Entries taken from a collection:
↓↓↓

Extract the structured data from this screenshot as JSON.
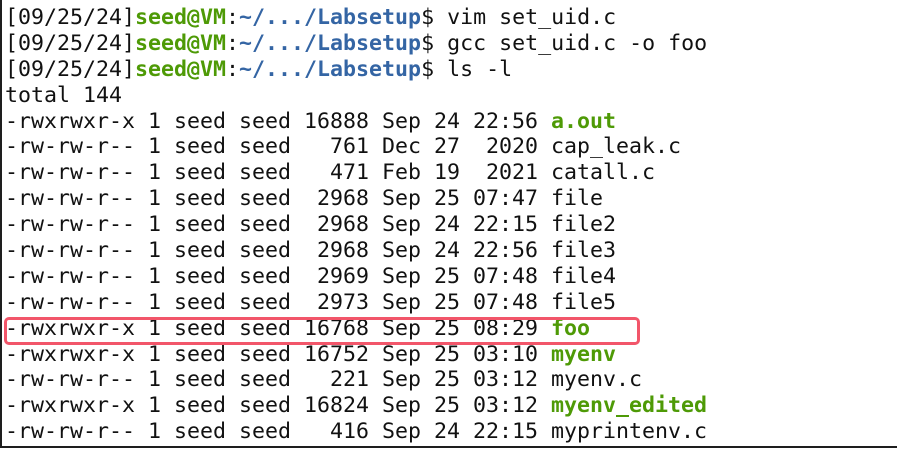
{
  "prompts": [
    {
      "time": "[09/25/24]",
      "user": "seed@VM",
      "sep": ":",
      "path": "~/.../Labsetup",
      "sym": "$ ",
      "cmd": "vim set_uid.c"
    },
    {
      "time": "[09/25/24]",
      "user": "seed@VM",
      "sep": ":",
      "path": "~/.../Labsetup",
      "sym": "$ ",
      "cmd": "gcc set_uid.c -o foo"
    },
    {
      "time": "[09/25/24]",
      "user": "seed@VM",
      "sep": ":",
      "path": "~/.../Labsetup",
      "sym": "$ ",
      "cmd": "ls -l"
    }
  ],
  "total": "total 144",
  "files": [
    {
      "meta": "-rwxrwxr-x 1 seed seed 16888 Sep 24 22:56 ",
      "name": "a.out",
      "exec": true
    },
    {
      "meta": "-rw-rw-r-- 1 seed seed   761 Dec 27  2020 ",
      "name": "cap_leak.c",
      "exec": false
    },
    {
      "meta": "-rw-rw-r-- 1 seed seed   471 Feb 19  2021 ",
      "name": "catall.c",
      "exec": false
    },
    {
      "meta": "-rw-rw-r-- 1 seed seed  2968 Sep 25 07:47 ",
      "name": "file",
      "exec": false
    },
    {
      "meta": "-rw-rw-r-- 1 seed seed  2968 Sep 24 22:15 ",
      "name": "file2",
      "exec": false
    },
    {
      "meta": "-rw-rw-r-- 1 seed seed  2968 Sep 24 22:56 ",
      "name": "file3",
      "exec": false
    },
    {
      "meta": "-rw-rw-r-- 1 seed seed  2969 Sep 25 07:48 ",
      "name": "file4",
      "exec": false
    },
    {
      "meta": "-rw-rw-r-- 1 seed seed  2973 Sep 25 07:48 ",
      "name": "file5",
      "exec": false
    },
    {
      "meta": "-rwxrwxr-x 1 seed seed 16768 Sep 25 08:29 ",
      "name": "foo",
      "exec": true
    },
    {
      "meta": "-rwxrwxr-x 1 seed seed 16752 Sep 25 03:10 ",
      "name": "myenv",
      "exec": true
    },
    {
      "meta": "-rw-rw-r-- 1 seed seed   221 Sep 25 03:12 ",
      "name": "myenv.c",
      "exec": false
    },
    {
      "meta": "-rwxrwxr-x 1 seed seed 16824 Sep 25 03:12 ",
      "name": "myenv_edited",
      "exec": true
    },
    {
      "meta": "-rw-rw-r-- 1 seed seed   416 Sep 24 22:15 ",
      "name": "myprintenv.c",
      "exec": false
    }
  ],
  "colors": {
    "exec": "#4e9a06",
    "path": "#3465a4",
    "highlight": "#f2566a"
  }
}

↑↑↑

• [Work to complete] Retype every entry verbatim and exclude the pictures from the copy.

• [Result of the task]
Extract the structured data from this screenshot as JSON.
{
  "prompts": [
    {
      "time": "[09/25/24]",
      "user": "seed@VM",
      "sep": ":",
      "path": "~/.../Labsetup",
      "sym": "$ ",
      "cmd": "vim set_uid.c"
    },
    {
      "time": "[09/25/24]",
      "user": "seed@VM",
      "sep": ":",
      "path": "~/.../Labsetup",
      "sym": "$ ",
      "cmd": "gcc set_uid.c -o foo"
    },
    {
      "time": "[09/25/24]",
      "user": "seed@VM",
      "sep": ":",
      "path": "~/.../Labsetup",
      "sym": "$ ",
      "cmd": "ls -l"
    }
  ],
  "total": "total 144",
  "files": [
    {
      "meta": "-rwxrwxr-x 1 seed seed 16888 Sep 24 22:56 ",
      "name": "a.out",
      "exec": true
    },
    {
      "meta": "-rw-rw-r-- 1 seed seed   761 Dec 27  2020 ",
      "name": "cap_leak.c",
      "exec": false
    },
    {
      "meta": "-rw-rw-r-- 1 seed seed   471 Feb 19  2021 ",
      "name": "catall.c",
      "exec": false
    },
    {
      "meta": "-rw-rw-r-- 1 seed seed  2968 Sep 25 07:47 ",
      "name": "file",
      "exec": false
    },
    {
      "meta": "-rw-rw-r-- 1 seed seed  2968 Sep 24 22:15 ",
      "name": "file2",
      "exec": false
    },
    {
      "meta": "-rw-rw-r-- 1 seed seed  2968 Sep 24 22:56 ",
      "name": "file3",
      "exec": false
    },
    {
      "meta": "-rw-rw-r-- 1 seed seed  2969 Sep 25 07:48 ",
      "name": "file4",
      "exec": false
    },
    {
      "meta": "-rw-rw-r-- 1 seed seed  2973 Sep 25 07:48 ",
      "name": "file5",
      "exec": false
    },
    {
      "meta": "-rwxrwxr-x 1 seed seed 16768 Sep 25 08:29 ",
      "name": "foo",
      "exec": true
    },
    {
      "meta": "-rwxrwxr-x 1 seed seed 16752 Sep 25 03:10 ",
      "name": "myenv",
      "exec": true
    },
    {
      "meta": "-rw-rw-r-- 1 seed seed   221 Sep 25 03:12 ",
      "name": "myenv.c",
      "exec": false
    },
    {
      "meta": "-rwxrwxr-x 1 seed seed 16824 Sep 25 03:12 ",
      "name": "myenv_edited",
      "exec": true
    },
    {
      "meta": "-rw-rw-r-- 1 seed seed   416 Sep 24 22:15 ",
      "name": "myprintenv.c",
      "exec": false
    }
  ],
  "colors": {
    "exec": "#4e9a06",
    "path": "#3465a4",
    "highlight": "#f2566a"
  }
}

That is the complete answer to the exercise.